■ Given task ■
Return the lines beginning at the one that contains "Extract all the data from this chart as JSON." and running to the end of the records, exactly and with nothing else. Omit pictures.

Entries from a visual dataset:
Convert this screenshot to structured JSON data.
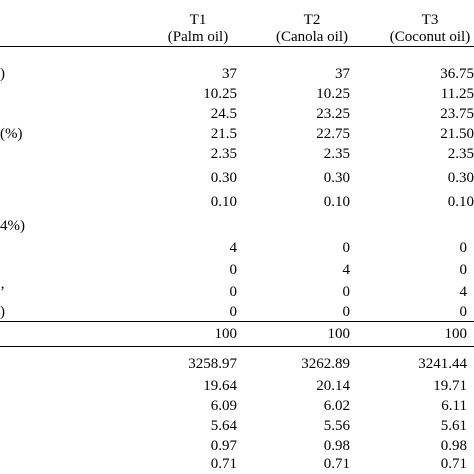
{
  "header": {
    "columns": [
      {
        "code": "T1",
        "name": "(Palm oil)"
      },
      {
        "code": "T2",
        "name": "(Canola oil)"
      },
      {
        "code": "T3",
        "name": "(Coconut oil)"
      }
    ]
  },
  "row_labels": [
    ")",
    "(%)",
    "4%)",
    "’",
    ")"
  ],
  "ingredient_rows": [
    {
      "t1": "37",
      "t2": "37",
      "t3": "36.75"
    },
    {
      "t1": "10.25",
      "t2": "10.25",
      "t3": "11.25"
    },
    {
      "t1": "24.5",
      "t2": "23.25",
      "t3": "23.75"
    },
    {
      "t1": "21.5",
      "t2": "22.75",
      "t3": "21.50"
    },
    {
      "t1": "2.35",
      "t2": "2.35",
      "t3": "2.35"
    },
    {
      "t1": "0.30",
      "t2": "0.30",
      "t3": "0.30"
    },
    {
      "t1": "0.10",
      "t2": "0.10",
      "t3": "0.10"
    }
  ],
  "oil_rows": [
    {
      "t1": "4",
      "t2": "0",
      "t3": "0"
    },
    {
      "t1": "0",
      "t2": "4",
      "t3": "0"
    },
    {
      "t1": "0",
      "t2": "0",
      "t3": "4"
    },
    {
      "t1": "0",
      "t2": "0",
      "t3": "0"
    }
  ],
  "total_row": {
    "t1": "100",
    "t2": "100",
    "t3": "100"
  },
  "composition_rows": [
    {
      "t1": "3258.97",
      "t2": "3262.89",
      "t3": "3241.44"
    },
    {
      "t1": "19.64",
      "t2": "20.14",
      "t3": "19.71"
    },
    {
      "t1": "6.09",
      "t2": "6.02",
      "t3": "6.11"
    },
    {
      "t1": "5.64",
      "t2": "5.56",
      "t3": "5.61"
    },
    {
      "t1": "0.97",
      "t2": "0.98",
      "t3": "0.98"
    },
    {
      "t1": "0.71",
      "t2": "0.71",
      "t3": "0.71"
    }
  ]
}
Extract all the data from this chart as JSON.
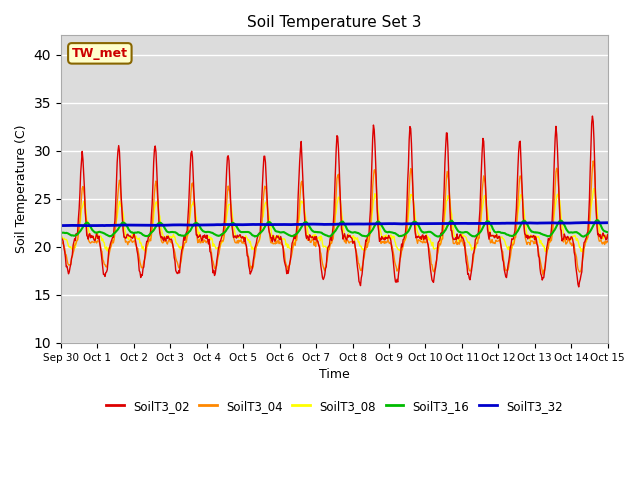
{
  "title": "Soil Temperature Set 3",
  "xlabel": "Time",
  "ylabel": "Soil Temperature (C)",
  "ylim": [
    10,
    42
  ],
  "yticks": [
    10,
    15,
    20,
    25,
    30,
    35,
    40
  ],
  "background_color": "#dcdcdc",
  "series": {
    "SoilT3_02": {
      "color": "#dd0000",
      "linewidth": 1.0
    },
    "SoilT3_04": {
      "color": "#ff8800",
      "linewidth": 1.0
    },
    "SoilT3_08": {
      "color": "#ffff00",
      "linewidth": 1.0
    },
    "SoilT3_16": {
      "color": "#00bb00",
      "linewidth": 1.5
    },
    "SoilT3_32": {
      "color": "#0000cc",
      "linewidth": 2.0
    }
  },
  "annotation_text": "TW_met",
  "annotation_color": "#cc0000",
  "annotation_bg": "#ffffcc",
  "annotation_border": "#886600",
  "n_days": 16,
  "peak_hour_02": 14,
  "peak_hour_04": 14,
  "peak_hour_08": 15,
  "peak_hour_16": 17,
  "peak_hour_32": 20,
  "base_02": 21.0,
  "base_04": 20.5,
  "base_08": 21.0,
  "base_16": 21.5,
  "base_32": 22.2
}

■ Task solution ■
Extract all the data from this chart as JSON.
{
  "title": "Soil Temperature Set 3",
  "xlabel": "Time",
  "ylabel": "Soil Temperature (C)",
  "ylim": [
    10,
    42
  ],
  "yticks": [
    10,
    15,
    20,
    25,
    30,
    35,
    40
  ],
  "background_color": "#dcdcdc",
  "series": {
    "SoilT3_02": {
      "color": "#dd0000",
      "linewidth": 1.0
    },
    "SoilT3_04": {
      "color": "#ff8800",
      "linewidth": 1.0
    },
    "SoilT3_08": {
      "color": "#ffff00",
      "linewidth": 1.0
    },
    "SoilT3_16": {
      "color": "#00bb00",
      "linewidth": 1.5
    },
    "SoilT3_32": {
      "color": "#0000cc",
      "linewidth": 2.0
    }
  },
  "annotation_text": "TW_met",
  "annotation_color": "#cc0000",
  "annotation_bg": "#ffffcc",
  "annotation_border": "#886600",
  "n_days": 16,
  "peak_hour_02": 14,
  "peak_hour_04": 14,
  "peak_hour_08": 15,
  "peak_hour_16": 17,
  "peak_hour_32": 20,
  "base_02": 21.0,
  "base_04": 20.5,
  "base_08": 21.0,
  "base_16": 21.5,
  "base_32": 22.2
}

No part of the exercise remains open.